Figure collection entries:
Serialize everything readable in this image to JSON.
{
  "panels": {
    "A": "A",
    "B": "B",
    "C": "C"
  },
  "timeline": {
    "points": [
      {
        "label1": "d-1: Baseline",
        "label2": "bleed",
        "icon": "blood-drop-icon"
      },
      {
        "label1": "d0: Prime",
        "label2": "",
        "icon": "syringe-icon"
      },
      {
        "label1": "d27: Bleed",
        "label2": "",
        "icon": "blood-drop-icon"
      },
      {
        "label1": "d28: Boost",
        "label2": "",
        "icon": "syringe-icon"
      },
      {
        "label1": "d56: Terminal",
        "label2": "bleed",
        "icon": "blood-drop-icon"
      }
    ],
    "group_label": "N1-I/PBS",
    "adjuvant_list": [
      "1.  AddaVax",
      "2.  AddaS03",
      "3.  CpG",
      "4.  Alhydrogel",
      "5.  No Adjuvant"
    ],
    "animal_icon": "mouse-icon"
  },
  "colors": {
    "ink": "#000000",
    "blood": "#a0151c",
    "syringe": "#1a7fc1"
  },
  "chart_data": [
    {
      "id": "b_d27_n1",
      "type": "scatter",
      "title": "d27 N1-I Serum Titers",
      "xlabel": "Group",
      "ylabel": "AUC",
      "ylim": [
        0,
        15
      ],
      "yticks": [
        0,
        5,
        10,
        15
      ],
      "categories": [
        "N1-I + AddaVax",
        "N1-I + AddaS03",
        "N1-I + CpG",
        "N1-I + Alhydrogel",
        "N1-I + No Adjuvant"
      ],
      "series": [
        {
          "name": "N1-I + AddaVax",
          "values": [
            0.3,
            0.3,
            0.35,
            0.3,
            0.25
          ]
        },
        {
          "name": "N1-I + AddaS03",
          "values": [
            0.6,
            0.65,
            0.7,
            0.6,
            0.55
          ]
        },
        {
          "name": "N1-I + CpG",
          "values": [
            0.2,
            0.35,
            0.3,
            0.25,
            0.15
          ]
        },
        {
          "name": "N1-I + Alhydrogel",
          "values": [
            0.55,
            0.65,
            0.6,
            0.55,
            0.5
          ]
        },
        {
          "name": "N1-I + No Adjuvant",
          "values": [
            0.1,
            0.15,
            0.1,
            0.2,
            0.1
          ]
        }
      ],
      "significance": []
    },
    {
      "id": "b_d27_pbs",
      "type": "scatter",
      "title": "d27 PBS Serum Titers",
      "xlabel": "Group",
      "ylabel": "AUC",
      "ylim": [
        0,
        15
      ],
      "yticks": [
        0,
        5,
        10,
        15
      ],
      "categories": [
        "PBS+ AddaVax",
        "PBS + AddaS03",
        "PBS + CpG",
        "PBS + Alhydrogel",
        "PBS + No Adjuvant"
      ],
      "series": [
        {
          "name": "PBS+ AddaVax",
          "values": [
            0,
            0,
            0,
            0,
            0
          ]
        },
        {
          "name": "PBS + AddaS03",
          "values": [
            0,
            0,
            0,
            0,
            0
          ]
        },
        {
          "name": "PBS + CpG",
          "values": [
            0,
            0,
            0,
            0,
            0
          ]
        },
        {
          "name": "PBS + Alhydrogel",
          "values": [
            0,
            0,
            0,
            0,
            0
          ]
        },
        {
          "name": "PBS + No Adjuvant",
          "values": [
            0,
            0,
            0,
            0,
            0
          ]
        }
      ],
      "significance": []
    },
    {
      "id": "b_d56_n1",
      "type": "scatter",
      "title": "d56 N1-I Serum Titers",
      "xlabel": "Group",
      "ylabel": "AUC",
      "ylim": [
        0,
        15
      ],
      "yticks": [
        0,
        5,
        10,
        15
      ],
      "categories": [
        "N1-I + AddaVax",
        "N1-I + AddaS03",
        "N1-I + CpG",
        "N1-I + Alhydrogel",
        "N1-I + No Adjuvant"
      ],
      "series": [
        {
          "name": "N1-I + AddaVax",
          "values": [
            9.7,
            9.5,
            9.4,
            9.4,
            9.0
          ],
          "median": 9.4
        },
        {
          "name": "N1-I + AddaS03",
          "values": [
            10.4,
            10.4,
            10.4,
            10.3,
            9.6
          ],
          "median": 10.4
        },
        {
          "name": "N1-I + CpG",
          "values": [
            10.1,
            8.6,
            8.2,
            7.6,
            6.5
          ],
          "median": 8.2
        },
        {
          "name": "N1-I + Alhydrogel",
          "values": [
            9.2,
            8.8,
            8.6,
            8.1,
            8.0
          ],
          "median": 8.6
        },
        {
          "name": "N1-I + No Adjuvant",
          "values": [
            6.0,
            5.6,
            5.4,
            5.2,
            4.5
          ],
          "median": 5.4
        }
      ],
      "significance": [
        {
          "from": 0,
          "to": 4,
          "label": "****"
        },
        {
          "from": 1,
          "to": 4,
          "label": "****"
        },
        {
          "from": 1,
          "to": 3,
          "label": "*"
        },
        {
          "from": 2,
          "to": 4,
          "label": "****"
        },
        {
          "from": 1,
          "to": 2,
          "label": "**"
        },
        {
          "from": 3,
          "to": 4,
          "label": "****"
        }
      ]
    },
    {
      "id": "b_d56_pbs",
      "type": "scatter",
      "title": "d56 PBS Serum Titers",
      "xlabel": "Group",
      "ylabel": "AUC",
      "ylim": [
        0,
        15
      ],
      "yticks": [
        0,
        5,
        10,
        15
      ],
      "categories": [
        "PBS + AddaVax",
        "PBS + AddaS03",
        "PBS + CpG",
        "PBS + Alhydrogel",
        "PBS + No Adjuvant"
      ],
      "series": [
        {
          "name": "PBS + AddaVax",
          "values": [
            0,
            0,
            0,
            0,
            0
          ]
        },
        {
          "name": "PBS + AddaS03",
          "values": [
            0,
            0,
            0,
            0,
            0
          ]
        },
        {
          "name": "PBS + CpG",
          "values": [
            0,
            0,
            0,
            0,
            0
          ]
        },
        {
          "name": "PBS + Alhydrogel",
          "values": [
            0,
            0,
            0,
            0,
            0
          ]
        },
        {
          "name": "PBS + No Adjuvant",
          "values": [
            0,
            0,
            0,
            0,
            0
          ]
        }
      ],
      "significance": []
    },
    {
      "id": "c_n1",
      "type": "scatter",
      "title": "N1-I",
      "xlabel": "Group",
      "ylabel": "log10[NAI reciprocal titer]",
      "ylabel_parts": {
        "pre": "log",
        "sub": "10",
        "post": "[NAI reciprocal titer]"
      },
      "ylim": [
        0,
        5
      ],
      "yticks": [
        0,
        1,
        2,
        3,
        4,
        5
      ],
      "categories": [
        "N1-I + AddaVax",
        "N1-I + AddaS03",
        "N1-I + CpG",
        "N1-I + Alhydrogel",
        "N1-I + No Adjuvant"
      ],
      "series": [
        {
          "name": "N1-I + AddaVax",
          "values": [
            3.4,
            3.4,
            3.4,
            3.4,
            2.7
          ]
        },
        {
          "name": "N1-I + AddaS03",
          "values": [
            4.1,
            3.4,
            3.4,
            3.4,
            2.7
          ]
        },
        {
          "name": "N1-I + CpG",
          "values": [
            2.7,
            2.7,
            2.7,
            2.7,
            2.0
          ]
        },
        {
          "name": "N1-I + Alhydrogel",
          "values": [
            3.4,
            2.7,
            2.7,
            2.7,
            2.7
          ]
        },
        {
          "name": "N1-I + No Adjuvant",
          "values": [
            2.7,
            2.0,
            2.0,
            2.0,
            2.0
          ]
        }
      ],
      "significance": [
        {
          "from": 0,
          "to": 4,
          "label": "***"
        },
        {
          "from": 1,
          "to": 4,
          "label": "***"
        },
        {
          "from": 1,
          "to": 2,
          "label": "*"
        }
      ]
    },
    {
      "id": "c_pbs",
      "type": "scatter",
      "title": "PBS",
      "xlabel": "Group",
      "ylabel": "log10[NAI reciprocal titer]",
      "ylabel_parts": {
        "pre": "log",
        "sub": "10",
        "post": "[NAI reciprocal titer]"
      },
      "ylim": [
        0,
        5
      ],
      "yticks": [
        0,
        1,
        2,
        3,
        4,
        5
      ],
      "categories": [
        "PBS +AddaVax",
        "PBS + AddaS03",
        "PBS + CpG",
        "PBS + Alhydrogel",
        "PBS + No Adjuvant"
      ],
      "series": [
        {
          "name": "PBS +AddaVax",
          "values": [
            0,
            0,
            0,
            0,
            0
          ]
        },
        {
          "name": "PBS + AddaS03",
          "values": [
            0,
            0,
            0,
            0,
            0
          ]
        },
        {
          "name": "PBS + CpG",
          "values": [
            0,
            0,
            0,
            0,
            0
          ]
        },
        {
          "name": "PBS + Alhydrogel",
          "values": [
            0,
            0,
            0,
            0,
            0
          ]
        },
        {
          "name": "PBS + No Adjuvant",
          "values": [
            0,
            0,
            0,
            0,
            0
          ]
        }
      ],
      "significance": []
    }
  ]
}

--

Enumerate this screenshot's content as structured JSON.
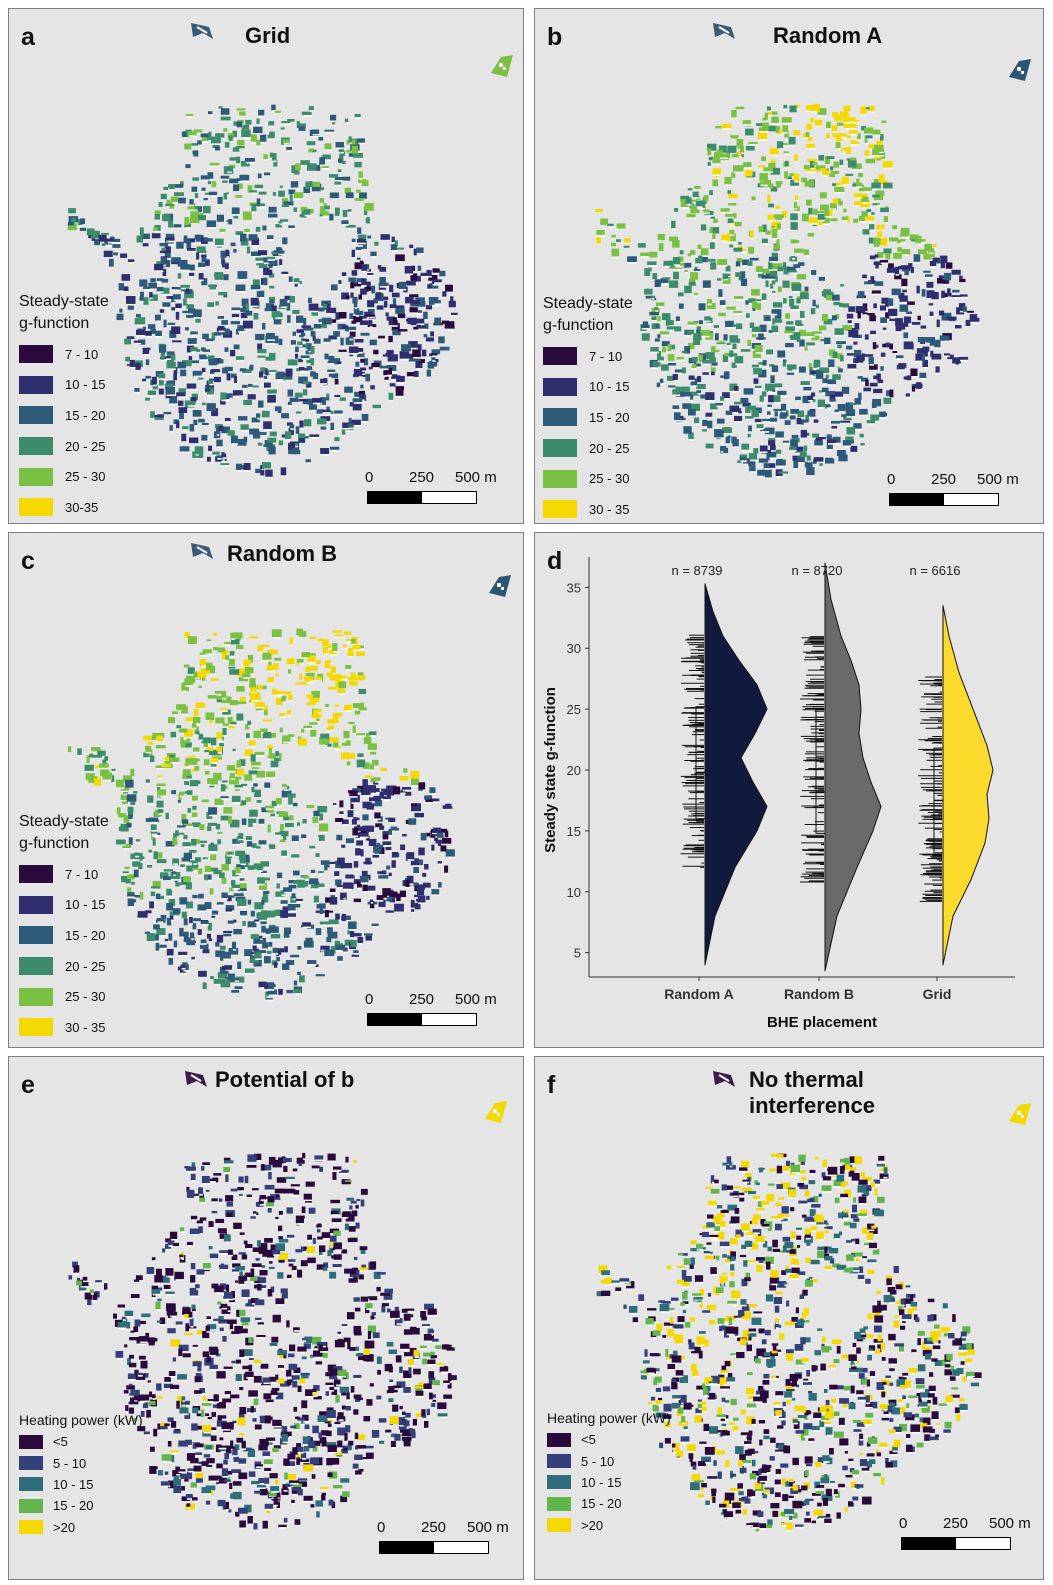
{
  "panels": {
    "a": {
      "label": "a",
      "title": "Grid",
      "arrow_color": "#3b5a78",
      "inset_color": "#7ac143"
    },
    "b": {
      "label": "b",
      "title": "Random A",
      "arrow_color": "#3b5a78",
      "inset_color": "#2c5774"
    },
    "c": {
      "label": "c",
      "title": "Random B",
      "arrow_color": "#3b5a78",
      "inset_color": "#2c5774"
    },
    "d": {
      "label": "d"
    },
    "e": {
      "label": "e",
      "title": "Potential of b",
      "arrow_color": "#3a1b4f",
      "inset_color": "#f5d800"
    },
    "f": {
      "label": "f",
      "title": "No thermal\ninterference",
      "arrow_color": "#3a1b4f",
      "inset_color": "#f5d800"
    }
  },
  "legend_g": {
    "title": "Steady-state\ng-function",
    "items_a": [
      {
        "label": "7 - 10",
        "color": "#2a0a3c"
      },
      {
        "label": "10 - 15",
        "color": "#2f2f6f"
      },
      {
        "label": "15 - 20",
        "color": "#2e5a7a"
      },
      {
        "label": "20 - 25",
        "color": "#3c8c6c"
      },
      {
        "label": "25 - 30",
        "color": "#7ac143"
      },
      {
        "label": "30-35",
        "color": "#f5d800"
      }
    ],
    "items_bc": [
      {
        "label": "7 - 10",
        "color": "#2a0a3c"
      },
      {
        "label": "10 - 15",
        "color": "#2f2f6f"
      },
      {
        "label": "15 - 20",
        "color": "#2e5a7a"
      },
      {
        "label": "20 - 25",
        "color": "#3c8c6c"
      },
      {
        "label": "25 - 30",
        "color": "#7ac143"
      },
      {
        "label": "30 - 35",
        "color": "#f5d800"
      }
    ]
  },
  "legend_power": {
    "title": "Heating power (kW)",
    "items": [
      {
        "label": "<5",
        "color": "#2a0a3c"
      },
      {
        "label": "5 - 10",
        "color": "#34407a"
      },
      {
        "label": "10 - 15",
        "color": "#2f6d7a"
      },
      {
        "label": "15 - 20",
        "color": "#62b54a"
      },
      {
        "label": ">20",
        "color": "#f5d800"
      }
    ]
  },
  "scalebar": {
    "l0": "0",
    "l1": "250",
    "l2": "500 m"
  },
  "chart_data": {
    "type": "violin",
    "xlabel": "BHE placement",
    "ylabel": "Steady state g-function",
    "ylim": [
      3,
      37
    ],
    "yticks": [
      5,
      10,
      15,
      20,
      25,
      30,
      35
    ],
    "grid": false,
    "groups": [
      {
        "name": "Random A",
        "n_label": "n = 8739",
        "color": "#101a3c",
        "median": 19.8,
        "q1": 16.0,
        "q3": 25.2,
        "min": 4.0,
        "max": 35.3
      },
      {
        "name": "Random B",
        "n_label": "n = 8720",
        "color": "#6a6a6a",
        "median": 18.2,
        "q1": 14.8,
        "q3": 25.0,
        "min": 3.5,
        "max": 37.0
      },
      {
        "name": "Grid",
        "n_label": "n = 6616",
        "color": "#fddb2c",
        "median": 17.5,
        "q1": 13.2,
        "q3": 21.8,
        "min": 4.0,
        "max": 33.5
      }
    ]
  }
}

## TASK
Look through the listing above. Pick out each line with "this" and copy it.

## EXERCISE ANSWER
Serialize everything readable in this image to JSON.
Enumerate this screenshot's content as structured JSON.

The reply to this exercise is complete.